YOUR GOAL
The data must be written out once more, precisely as given.

LISTED ENTRIES
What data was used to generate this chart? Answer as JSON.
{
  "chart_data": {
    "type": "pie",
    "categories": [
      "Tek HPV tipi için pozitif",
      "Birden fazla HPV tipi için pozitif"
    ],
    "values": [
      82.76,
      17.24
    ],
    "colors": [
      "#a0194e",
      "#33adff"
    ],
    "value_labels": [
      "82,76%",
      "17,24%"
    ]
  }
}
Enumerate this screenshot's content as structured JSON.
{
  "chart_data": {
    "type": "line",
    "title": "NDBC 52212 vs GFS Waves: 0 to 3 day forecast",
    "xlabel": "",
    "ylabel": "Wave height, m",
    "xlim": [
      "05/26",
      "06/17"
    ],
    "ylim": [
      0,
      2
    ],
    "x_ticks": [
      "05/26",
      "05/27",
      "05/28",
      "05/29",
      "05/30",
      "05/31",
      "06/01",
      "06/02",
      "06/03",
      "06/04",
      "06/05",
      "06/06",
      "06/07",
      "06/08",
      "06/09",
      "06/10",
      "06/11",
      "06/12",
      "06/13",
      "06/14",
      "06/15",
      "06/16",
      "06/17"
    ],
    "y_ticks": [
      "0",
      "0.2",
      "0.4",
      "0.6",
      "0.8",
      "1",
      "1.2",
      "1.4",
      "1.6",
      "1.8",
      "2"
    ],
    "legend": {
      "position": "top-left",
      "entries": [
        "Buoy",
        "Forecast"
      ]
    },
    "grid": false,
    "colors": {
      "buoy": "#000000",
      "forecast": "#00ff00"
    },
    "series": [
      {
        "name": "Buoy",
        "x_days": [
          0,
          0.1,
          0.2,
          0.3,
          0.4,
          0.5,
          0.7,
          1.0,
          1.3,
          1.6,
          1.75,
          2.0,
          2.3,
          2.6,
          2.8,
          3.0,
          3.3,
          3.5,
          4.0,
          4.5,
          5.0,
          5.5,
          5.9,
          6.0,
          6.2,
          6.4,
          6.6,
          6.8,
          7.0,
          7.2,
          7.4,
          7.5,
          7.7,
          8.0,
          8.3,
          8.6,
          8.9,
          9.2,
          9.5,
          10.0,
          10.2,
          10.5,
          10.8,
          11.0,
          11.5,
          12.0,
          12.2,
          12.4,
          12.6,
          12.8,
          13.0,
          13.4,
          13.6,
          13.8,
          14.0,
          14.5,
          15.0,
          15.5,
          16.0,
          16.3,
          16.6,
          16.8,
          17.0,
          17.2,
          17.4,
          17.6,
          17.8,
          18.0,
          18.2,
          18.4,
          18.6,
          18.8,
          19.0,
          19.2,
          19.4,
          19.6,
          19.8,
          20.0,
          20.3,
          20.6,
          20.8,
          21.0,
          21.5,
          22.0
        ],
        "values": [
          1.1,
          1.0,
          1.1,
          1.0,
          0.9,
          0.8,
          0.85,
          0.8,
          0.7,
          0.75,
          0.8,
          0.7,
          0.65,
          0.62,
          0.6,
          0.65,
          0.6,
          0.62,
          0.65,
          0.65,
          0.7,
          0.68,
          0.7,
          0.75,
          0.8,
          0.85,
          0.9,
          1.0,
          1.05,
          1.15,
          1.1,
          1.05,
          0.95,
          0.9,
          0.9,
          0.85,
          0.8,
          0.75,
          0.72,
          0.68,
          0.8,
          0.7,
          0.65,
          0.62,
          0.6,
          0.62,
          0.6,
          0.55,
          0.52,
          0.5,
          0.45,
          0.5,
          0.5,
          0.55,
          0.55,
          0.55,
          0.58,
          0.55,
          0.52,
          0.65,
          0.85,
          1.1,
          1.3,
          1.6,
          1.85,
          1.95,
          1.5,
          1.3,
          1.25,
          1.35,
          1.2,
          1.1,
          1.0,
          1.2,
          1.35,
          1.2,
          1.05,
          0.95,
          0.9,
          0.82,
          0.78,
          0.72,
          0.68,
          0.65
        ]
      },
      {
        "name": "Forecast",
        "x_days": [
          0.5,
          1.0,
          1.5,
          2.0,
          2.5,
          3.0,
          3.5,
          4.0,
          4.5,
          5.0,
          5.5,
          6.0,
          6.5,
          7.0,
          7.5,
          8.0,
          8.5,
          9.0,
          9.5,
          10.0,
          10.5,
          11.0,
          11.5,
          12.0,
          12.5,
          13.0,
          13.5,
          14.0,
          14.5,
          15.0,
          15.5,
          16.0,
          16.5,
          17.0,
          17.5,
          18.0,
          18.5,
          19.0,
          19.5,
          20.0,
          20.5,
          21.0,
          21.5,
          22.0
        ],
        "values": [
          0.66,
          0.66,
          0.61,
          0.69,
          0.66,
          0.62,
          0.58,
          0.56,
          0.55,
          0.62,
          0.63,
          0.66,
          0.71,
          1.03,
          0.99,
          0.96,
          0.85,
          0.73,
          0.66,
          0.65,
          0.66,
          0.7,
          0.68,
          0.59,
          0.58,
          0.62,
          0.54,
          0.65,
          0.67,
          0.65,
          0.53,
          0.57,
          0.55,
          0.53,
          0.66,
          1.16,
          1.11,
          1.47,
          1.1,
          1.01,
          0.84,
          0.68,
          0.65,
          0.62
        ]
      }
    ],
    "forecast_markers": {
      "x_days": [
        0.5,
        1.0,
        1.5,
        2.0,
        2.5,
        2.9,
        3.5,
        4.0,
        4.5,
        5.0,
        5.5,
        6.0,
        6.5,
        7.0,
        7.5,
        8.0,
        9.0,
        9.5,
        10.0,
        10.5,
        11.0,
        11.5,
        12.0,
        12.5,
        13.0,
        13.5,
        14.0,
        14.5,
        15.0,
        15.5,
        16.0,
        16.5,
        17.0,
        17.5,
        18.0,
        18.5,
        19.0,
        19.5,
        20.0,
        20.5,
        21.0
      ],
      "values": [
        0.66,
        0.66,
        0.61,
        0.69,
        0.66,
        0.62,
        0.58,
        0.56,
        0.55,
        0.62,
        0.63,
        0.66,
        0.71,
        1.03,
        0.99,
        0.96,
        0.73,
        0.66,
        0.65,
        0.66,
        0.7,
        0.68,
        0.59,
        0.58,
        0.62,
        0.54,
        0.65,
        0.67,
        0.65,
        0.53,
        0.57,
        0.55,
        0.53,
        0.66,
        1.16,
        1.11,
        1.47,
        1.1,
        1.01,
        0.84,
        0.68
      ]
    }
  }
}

CORRECT RESPONSE
What data was used to generate this chart? Answer as JSON.
{
  "chart_data": {
    "type": "pie",
    "categories": [
      "Tek HPV tipi için pozitif",
      "Birden fazla HPV tipi için pozitif"
    ],
    "values": [
      82.76,
      17.24
    ],
    "colors": [
      "#a0194e",
      "#33adff"
    ],
    "value_labels": [
      "82,76%",
      "17,24%"
    ]
  }
}
Enumerate this screenshot's content as structured JSON.
{
  "chart_data": {
    "type": "line",
    "title": "NDBC 52212 vs GFS Waves: 0 to 3 day forecast",
    "xlabel": "",
    "ylabel": "Wave height, m",
    "xlim": [
      "05/26",
      "06/17"
    ],
    "ylim": [
      0,
      2
    ],
    "x_ticks": [
      "05/26",
      "05/27",
      "05/28",
      "05/29",
      "05/30",
      "05/31",
      "06/01",
      "06/02",
      "06/03",
      "06/04",
      "06/05",
      "06/06",
      "06/07",
      "06/08",
      "06/09",
      "06/10",
      "06/11",
      "06/12",
      "06/13",
      "06/14",
      "06/15",
      "06/16",
      "06/17"
    ],
    "y_ticks": [
      "0",
      "0.2",
      "0.4",
      "0.6",
      "0.8",
      "1",
      "1.2",
      "1.4",
      "1.6",
      "1.8",
      "2"
    ],
    "legend": {
      "position": "top-left",
      "entries": [
        "Buoy",
        "Forecast"
      ]
    },
    "grid": false,
    "colors": {
      "buoy": "#000000",
      "forecast": "#00ff00"
    },
    "series": [
      {
        "name": "Buoy",
        "x_days": [
          0,
          0.1,
          0.2,
          0.3,
          0.4,
          0.5,
          0.7,
          1.0,
          1.3,
          1.6,
          1.75,
          2.0,
          2.3,
          2.6,
          2.8,
          3.0,
          3.3,
          3.5,
          4.0,
          4.5,
          5.0,
          5.5,
          5.9,
          6.0,
          6.2,
          6.4,
          6.6,
          6.8,
          7.0,
          7.2,
          7.4,
          7.5,
          7.7,
          8.0,
          8.3,
          8.6,
          8.9,
          9.2,
          9.5,
          10.0,
          10.2,
          10.5,
          10.8,
          11.0,
          11.5,
          12.0,
          12.2,
          12.4,
          12.6,
          12.8,
          13.0,
          13.4,
          13.6,
          13.8,
          14.0,
          14.5,
          15.0,
          15.5,
          16.0,
          16.3,
          16.6,
          16.8,
          17.0,
          17.2,
          17.4,
          17.6,
          17.8,
          18.0,
          18.2,
          18.4,
          18.6,
          18.8,
          19.0,
          19.2,
          19.4,
          19.6,
          19.8,
          20.0,
          20.3,
          20.6,
          20.8,
          21.0,
          21.5,
          22.0
        ],
        "values": [
          1.1,
          1.0,
          1.1,
          1.0,
          0.9,
          0.8,
          0.85,
          0.8,
          0.7,
          0.75,
          0.8,
          0.7,
          0.65,
          0.62,
          0.6,
          0.65,
          0.6,
          0.62,
          0.65,
          0.65,
          0.7,
          0.68,
          0.7,
          0.75,
          0.8,
          0.85,
          0.9,
          1.0,
          1.05,
          1.15,
          1.1,
          1.05,
          0.95,
          0.9,
          0.9,
          0.85,
          0.8,
          0.75,
          0.72,
          0.68,
          0.8,
          0.7,
          0.65,
          0.62,
          0.6,
          0.62,
          0.6,
          0.55,
          0.52,
          0.5,
          0.45,
          0.5,
          0.5,
          0.55,
          0.55,
          0.55,
          0.58,
          0.55,
          0.52,
          0.65,
          0.85,
          1.1,
          1.3,
          1.6,
          1.85,
          1.95,
          1.5,
          1.3,
          1.25,
          1.35,
          1.2,
          1.1,
          1.0,
          1.2,
          1.35,
          1.2,
          1.05,
          0.95,
          0.9,
          0.82,
          0.78,
          0.72,
          0.68,
          0.65
        ]
      },
      {
        "name": "Forecast",
        "x_days": [
          0.5,
          1.0,
          1.5,
          2.0,
          2.5,
          3.0,
          3.5,
          4.0,
          4.5,
          5.0,
          5.5,
          6.0,
          6.5,
          7.0,
          7.5,
          8.0,
          8.5,
          9.0,
          9.5,
          10.0,
          10.5,
          11.0,
          11.5,
          12.0,
          12.5,
          13.0,
          13.5,
          14.0,
          14.5,
          15.0,
          15.5,
          16.0,
          16.5,
          17.0,
          17.5,
          18.0,
          18.5,
          19.0,
          19.5,
          20.0,
          20.5,
          21.0,
          21.5,
          22.0
        ],
        "values": [
          0.66,
          0.66,
          0.61,
          0.69,
          0.66,
          0.62,
          0.58,
          0.56,
          0.55,
          0.62,
          0.63,
          0.66,
          0.71,
          1.03,
          0.99,
          0.96,
          0.85,
          0.73,
          0.66,
          0.65,
          0.66,
          0.7,
          0.68,
          0.59,
          0.58,
          0.62,
          0.54,
          0.65,
          0.67,
          0.65,
          0.53,
          0.57,
          0.55,
          0.53,
          0.66,
          1.16,
          1.11,
          1.47,
          1.1,
          1.01,
          0.84,
          0.68,
          0.65,
          0.62
        ]
      }
    ],
    "forecast_markers": {
      "x_days": [
        0.5,
        1.0,
        1.5,
        2.0,
        2.5,
        2.9,
        3.5,
        4.0,
        4.5,
        5.0,
        5.5,
        6.0,
        6.5,
        7.0,
        7.5,
        8.0,
        9.0,
        9.5,
        10.0,
        10.5,
        11.0,
        11.5,
        12.0,
        12.5,
        13.0,
        13.5,
        14.0,
        14.5,
        15.0,
        15.5,
        16.0,
        16.5,
        17.0,
        17.5,
        18.0,
        18.5,
        19.0,
        19.5,
        20.0,
        20.5,
        21.0
      ],
      "values": [
        0.66,
        0.66,
        0.61,
        0.69,
        0.66,
        0.62,
        0.58,
        0.56,
        0.55,
        0.62,
        0.63,
        0.66,
        0.71,
        1.03,
        0.99,
        0.96,
        0.73,
        0.66,
        0.65,
        0.66,
        0.7,
        0.68,
        0.59,
        0.58,
        0.62,
        0.54,
        0.65,
        0.67,
        0.65,
        0.53,
        0.57,
        0.55,
        0.53,
        0.66,
        1.16,
        1.11,
        1.47,
        1.1,
        1.01,
        0.84,
        0.68
      ]
    }
  }
}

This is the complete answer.